[Start SUPPLIED RECORDS]

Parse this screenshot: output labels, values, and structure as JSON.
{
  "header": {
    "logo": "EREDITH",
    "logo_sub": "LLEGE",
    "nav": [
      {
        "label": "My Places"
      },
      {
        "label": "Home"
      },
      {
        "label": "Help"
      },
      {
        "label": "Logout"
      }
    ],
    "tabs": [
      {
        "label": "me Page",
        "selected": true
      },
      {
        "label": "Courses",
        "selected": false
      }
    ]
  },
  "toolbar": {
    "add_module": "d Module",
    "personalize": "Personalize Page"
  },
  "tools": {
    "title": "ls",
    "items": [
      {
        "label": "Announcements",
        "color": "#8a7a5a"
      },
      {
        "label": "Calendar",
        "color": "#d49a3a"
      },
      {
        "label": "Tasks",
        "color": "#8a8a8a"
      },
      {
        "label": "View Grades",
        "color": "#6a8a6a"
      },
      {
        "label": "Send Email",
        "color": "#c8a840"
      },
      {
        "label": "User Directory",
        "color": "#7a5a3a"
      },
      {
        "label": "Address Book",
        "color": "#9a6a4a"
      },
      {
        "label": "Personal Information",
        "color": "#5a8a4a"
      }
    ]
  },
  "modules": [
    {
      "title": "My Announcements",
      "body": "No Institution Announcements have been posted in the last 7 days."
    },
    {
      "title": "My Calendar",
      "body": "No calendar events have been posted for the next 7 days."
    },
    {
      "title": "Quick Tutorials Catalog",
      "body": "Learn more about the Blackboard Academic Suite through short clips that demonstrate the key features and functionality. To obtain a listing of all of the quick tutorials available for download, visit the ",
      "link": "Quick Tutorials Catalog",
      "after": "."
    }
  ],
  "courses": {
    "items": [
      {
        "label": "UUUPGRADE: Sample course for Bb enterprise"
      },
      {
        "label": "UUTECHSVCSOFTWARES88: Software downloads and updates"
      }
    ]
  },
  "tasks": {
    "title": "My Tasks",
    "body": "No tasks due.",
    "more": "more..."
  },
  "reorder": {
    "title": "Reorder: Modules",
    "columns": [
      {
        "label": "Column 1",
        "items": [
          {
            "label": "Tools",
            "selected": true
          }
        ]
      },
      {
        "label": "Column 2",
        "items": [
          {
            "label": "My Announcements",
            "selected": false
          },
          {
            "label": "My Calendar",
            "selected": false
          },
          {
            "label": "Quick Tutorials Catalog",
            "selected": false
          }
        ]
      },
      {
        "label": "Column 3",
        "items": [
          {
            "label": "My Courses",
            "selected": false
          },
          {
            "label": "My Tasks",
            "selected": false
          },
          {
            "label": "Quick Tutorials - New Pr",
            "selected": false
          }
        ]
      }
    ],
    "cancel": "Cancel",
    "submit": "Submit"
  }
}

[End SUPPLIED RECORDS]

Find every line in the records above that holds the word "posted", and copy each one.

EXERCISE SOLUTION:
      "body": "No Institution Announcements have been posted in the last 7 days."
      "body": "No calendar events have been posted for the next 7 days."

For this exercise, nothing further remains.